======== INPUT MATERIAL

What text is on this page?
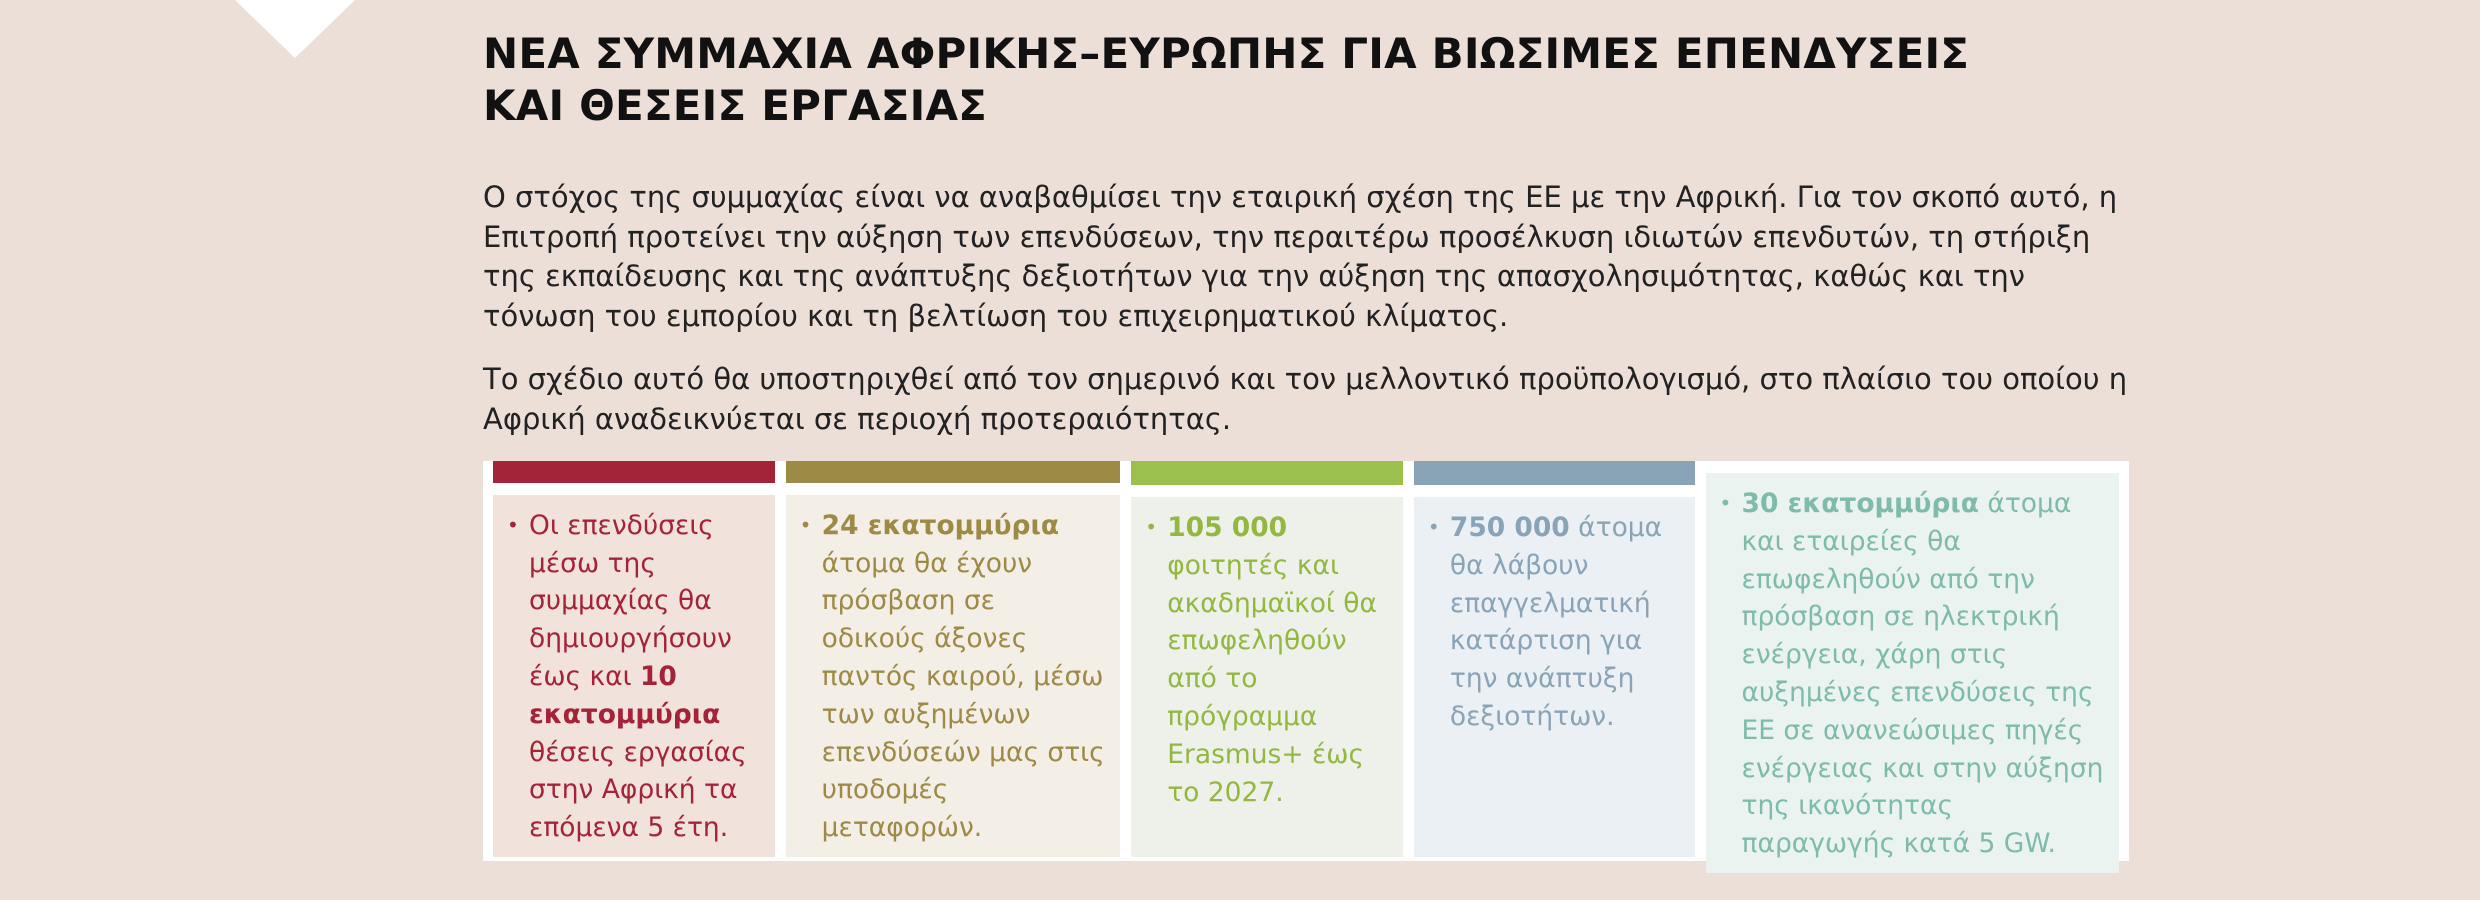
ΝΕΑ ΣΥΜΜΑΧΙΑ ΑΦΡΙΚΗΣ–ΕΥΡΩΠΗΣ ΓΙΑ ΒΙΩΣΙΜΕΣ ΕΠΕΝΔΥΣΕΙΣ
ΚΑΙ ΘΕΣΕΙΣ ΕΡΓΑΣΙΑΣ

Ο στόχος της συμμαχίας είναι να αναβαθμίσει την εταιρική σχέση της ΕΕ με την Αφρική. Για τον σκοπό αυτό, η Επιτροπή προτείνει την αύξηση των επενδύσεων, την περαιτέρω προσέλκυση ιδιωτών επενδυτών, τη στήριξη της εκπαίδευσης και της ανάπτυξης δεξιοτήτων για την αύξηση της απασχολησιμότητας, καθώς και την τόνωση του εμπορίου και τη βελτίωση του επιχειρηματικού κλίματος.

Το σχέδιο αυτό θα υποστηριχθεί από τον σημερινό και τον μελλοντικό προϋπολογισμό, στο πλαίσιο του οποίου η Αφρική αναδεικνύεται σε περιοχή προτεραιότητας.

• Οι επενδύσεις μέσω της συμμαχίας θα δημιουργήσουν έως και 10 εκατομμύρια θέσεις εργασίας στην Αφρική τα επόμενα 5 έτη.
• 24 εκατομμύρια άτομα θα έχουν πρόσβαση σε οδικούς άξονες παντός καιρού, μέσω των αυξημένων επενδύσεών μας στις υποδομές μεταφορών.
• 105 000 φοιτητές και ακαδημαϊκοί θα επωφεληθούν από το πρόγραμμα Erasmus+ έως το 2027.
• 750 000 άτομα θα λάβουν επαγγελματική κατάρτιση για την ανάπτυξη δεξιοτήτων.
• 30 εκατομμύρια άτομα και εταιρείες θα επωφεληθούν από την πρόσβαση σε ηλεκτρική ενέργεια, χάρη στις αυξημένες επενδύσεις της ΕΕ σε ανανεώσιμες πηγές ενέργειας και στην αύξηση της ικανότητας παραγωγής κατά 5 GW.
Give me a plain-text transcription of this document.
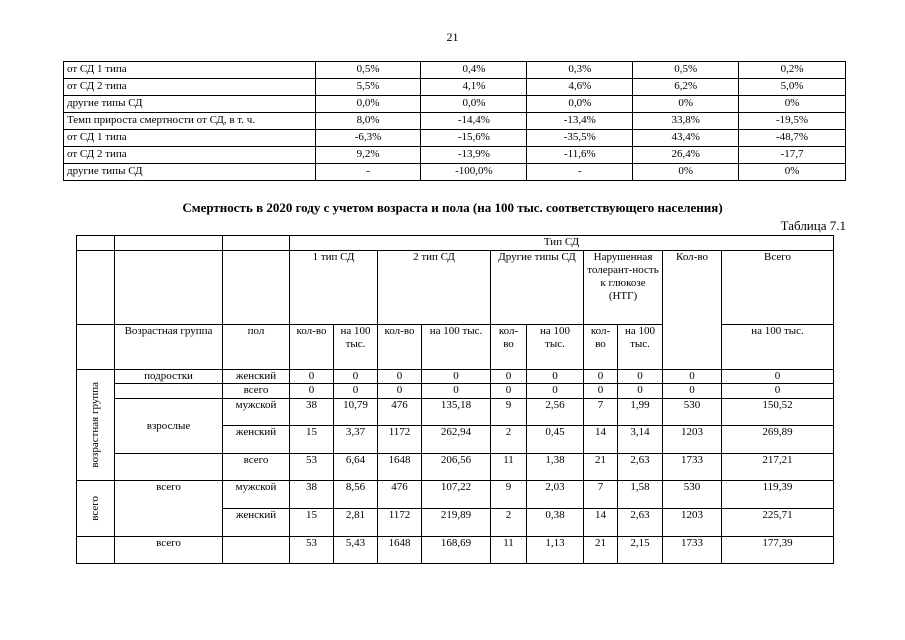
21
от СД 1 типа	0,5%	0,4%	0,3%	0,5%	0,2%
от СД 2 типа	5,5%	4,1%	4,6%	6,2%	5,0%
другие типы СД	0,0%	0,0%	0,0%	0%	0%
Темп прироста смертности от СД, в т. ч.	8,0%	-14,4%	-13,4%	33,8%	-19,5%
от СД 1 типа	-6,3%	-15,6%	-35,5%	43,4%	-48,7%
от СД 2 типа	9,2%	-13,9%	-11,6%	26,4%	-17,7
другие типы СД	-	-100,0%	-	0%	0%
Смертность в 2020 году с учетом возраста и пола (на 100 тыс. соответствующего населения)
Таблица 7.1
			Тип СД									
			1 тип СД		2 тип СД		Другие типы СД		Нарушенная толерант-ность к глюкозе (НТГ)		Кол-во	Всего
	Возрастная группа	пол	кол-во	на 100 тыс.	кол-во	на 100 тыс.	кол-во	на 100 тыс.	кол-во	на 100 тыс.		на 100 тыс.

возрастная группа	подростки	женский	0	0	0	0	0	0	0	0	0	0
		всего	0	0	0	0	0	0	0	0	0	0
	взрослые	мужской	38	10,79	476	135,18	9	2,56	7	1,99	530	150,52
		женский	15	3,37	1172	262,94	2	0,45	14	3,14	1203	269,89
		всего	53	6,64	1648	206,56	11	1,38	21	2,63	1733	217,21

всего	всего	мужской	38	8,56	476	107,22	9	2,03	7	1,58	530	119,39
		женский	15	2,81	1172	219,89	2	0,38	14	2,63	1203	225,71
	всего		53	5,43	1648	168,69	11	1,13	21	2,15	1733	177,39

================

WHAT IS EXPECTED:
Restate the data above word for word. Skip every picture.

SOLUTION FOR THIS TASK:
What text is on this page?
ΝΕΑ ΣΥΜΜΑΧΙΑ ΑΦΡΙΚΗΣ–ΕΥΡΩΠΗΣ ΓΙΑ ΒΙΩΣΙΜΕΣ ΕΠΕΝΔΥΣΕΙΣ
ΚΑΙ ΘΕΣΕΙΣ ΕΡΓΑΣΙΑΣ

Ο στόχος της συμμαχίας είναι να αναβαθμίσει την εταιρική σχέση της ΕΕ με την Αφρική. Για τον σκοπό αυτό, η Επιτροπή προτείνει την αύξηση των επενδύσεων, την περαιτέρω προσέλκυση ιδιωτών επενδυτών, τη στήριξη της εκπαίδευσης και της ανάπτυξης δεξιοτήτων για την αύξηση της απασχολησιμότητας, καθώς και την τόνωση του εμπορίου και τη βελτίωση του επιχειρηματικού κλίματος.

Το σχέδιο αυτό θα υποστηριχθεί από τον σημερινό και τον μελλοντικό προϋπολογισμό, στο πλαίσιο του οποίου η Αφρική αναδεικνύεται σε περιοχή προτεραιότητας.

• Οι επενδύσεις μέσω της συμμαχίας θα δημιουργήσουν έως και 10 εκατομμύρια θέσεις εργασίας στην Αφρική τα επόμενα 5 έτη.
• 24 εκατομμύρια άτομα θα έχουν πρόσβαση σε οδικούς άξονες παντός καιρού, μέσω των αυξημένων επενδύσεών μας στις υποδομές μεταφορών.
• 105 000 φοιτητές και ακαδημαϊκοί θα επωφεληθούν από το πρόγραμμα Erasmus+ έως το 2027.
• 750 000 άτομα θα λάβουν επαγγελματική κατάρτιση για την ανάπτυξη δεξιοτήτων.
• 30 εκατομμύρια άτομα και εταιρείες θα επωφεληθούν από την πρόσβαση σε ηλεκτρική ενέργεια, χάρη στις αυξημένες επενδύσεις της ΕΕ σε ανανεώσιμες πηγές ενέργειας και στην αύξηση της ικανότητας παραγωγής κατά 5 GW.
Give me a plain-text transcription of this document.
21
от СД 1 типа	0,5%	0,4%	0,3%	0,5%	0,2%
от СД 2 типа	5,5%	4,1%	4,6%	6,2%	5,0%
другие типы СД	0,0%	0,0%	0,0%	0%	0%
Темп прироста смертности от СД, в т. ч.	8,0%	-14,4%	-13,4%	33,8%	-19,5%
от СД 1 типа	-6,3%	-15,6%	-35,5%	43,4%	-48,7%
от СД 2 типа	9,2%	-13,9%	-11,6%	26,4%	-17,7
другие типы СД	-	-100,0%	-	0%	0%
Смертность в 2020 году с учетом возраста и пола (на 100 тыс. соответствующего населения)
Таблица 7.1
			Тип СД									
			1 тип СД		2 тип СД		Другие типы СД		Нарушенная толерант-ность к глюкозе (НТГ)		Кол-во	Всего
	Возрастная группа	пол	кол-во	на 100 тыс.	кол-во	на 100 тыс.	кол-во	на 100 тыс.	кол-во	на 100 тыс.		на 100 тыс.

возрастная группа	подростки	женский	0	0	0	0	0	0	0	0	0	0
		всего	0	0	0	0	0	0	0	0	0	0
	взрослые	мужской	38	10,79	476	135,18	9	2,56	7	1,99	530	150,52
		женский	15	3,37	1172	262,94	2	0,45	14	3,14	1203	269,89
		всего	53	6,64	1648	206,56	11	1,38	21	2,63	1733	217,21

всего	всего	мужской	38	8,56	476	107,22	9	2,03	7	1,58	530	119,39
		женский	15	2,81	1172	219,89	2	0,38	14	2,63	1203	225,71
	всего		53	5,43	1648	168,69	11	1,13	21	2,15	1733	177,39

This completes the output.